> [WHAT IS EXPECTED] Can you print every record below exactly as written?

> [DATA PROVIDED]
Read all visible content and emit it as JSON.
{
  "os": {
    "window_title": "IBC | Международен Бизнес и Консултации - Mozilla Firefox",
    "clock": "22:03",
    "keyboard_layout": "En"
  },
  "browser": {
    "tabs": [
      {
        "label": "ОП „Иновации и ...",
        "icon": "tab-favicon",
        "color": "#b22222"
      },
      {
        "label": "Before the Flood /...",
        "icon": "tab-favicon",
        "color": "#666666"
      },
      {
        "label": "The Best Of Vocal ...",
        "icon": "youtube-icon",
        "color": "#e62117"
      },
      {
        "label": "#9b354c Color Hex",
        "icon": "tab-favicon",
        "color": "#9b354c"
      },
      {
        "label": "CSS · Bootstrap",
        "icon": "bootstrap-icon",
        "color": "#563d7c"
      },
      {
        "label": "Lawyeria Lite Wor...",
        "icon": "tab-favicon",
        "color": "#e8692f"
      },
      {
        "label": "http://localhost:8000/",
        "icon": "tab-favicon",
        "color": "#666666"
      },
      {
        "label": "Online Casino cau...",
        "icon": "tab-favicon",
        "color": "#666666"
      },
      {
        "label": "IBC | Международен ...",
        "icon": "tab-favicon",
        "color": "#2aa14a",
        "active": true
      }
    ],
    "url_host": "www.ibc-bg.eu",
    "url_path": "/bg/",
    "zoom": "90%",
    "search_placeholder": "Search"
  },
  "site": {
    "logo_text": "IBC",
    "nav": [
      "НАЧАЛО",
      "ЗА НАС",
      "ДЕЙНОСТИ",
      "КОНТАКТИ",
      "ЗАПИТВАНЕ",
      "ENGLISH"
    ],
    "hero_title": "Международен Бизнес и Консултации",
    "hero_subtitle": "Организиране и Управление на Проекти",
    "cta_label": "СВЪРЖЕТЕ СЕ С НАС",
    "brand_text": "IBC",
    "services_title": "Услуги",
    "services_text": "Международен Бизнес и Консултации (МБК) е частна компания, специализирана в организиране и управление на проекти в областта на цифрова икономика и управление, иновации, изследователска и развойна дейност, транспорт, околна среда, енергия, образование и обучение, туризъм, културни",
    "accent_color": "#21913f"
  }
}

> [FINISHED ANSWER]
Read all visible content and emit it as JSON.
{
  "os": {
    "window_title": "IBC | Международен Бизнес и Консултации - Mozilla Firefox",
    "clock": "22:03",
    "keyboard_layout": "En"
  },
  "browser": {
    "tabs": [
      {
        "label": "ОП „Иновации и ...",
        "icon": "tab-favicon",
        "color": "#b22222"
      },
      {
        "label": "Before the Flood /...",
        "icon": "tab-favicon",
        "color": "#666666"
      },
      {
        "label": "The Best Of Vocal ...",
        "icon": "youtube-icon",
        "color": "#e62117"
      },
      {
        "label": "#9b354c Color Hex",
        "icon": "tab-favicon",
        "color": "#9b354c"
      },
      {
        "label": "CSS · Bootstrap",
        "icon": "bootstrap-icon",
        "color": "#563d7c"
      },
      {
        "label": "Lawyeria Lite Wor...",
        "icon": "tab-favicon",
        "color": "#e8692f"
      },
      {
        "label": "http://localhost:8000/",
        "icon": "tab-favicon",
        "color": "#666666"
      },
      {
        "label": "Online Casino cau...",
        "icon": "tab-favicon",
        "color": "#666666"
      },
      {
        "label": "IBC | Международен ...",
        "icon": "tab-favicon",
        "color": "#2aa14a",
        "active": true
      }
    ],
    "url_host": "www.ibc-bg.eu",
    "url_path": "/bg/",
    "zoom": "90%",
    "search_placeholder": "Search"
  },
  "site": {
    "logo_text": "IBC",
    "nav": [
      "НАЧАЛО",
      "ЗА НАС",
      "ДЕЙНОСТИ",
      "КОНТАКТИ",
      "ЗАПИТВАНЕ",
      "ENGLISH"
    ],
    "hero_title": "Международен Бизнес и Консултации",
    "hero_subtitle": "Организиране и Управление на Проекти",
    "cta_label": "СВЪРЖЕТЕ СЕ С НАС",
    "brand_text": "IBC",
    "services_title": "Услуги",
    "services_text": "Международен Бизнес и Консултации (МБК) е частна компания, специализирана в организиране и управление на проекти в областта на цифрова икономика и управление, иновации, изследователска и развойна дейност, транспорт, околна среда, енергия, образование и обучение, туризъм, културни",
    "accent_color": "#21913f"
  }
}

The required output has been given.